### DATA:
-- BEGIN --
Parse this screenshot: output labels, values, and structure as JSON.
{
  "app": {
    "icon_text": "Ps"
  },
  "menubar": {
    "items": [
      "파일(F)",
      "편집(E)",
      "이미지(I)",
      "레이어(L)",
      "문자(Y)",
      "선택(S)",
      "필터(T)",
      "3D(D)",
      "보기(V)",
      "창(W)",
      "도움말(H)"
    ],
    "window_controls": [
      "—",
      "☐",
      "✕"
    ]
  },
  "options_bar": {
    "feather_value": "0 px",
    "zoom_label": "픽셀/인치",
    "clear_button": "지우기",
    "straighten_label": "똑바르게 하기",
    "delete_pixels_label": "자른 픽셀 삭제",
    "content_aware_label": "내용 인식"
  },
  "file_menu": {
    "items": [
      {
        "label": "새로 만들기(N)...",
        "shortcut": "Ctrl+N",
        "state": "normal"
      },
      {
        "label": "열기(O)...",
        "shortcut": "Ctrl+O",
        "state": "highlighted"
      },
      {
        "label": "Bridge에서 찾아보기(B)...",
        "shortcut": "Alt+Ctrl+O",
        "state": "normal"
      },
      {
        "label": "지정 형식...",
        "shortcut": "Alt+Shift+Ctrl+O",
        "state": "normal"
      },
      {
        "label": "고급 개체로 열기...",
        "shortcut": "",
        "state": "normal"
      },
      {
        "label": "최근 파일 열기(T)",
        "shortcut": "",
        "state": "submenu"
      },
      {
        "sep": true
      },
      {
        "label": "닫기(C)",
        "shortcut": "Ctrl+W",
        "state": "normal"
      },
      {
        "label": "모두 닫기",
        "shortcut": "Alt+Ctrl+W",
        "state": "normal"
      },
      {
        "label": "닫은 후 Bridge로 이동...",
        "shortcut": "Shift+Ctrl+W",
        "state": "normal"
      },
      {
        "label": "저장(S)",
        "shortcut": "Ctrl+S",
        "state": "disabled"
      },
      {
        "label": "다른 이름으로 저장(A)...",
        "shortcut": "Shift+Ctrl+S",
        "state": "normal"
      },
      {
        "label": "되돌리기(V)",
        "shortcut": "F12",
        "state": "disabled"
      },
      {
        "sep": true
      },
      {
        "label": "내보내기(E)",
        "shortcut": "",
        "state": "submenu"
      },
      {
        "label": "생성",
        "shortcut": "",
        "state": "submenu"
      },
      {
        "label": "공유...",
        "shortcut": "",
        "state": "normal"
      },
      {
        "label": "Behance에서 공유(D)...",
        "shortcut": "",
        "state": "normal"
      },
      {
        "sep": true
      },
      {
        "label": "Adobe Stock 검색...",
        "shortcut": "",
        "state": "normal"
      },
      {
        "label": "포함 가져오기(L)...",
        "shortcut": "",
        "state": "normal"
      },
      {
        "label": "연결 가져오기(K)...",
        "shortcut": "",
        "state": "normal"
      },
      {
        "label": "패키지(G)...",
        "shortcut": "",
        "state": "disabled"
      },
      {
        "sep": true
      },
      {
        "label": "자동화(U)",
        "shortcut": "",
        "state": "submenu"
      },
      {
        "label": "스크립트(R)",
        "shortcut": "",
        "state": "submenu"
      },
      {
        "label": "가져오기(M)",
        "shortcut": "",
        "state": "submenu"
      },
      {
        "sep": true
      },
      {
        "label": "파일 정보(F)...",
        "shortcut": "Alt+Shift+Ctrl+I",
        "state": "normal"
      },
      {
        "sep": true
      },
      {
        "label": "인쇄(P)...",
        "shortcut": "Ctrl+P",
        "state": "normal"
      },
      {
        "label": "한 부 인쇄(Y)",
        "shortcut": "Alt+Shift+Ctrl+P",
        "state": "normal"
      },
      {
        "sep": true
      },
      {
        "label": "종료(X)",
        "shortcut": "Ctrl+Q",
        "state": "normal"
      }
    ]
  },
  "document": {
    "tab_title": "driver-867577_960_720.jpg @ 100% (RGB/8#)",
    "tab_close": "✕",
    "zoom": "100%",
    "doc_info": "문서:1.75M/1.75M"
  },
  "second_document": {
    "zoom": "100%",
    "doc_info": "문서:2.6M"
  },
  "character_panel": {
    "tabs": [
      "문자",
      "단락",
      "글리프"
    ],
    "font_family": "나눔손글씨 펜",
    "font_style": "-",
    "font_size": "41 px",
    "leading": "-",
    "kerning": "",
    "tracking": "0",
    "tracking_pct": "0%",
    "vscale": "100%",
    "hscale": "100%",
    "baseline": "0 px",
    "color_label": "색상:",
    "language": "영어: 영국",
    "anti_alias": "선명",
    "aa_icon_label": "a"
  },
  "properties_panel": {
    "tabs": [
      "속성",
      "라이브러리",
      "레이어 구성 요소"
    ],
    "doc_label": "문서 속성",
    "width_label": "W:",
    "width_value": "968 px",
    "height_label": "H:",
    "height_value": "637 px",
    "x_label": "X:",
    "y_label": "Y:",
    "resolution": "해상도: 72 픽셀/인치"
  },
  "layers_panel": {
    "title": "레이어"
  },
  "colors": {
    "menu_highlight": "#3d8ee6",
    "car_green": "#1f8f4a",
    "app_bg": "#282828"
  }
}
-- END --
### AIM:
Copy each line above where the string "Shift" occurs.

### SOLUTION FOR THIS PROBLEM:
        "shortcut": "Alt+Shift+Ctrl+O",
        "shortcut": "Shift+Ctrl+W",
        "shortcut": "Shift+Ctrl+S",
        "shortcut": "Alt+Shift+Ctrl+I",
        "shortcut": "Alt+Shift+Ctrl+P",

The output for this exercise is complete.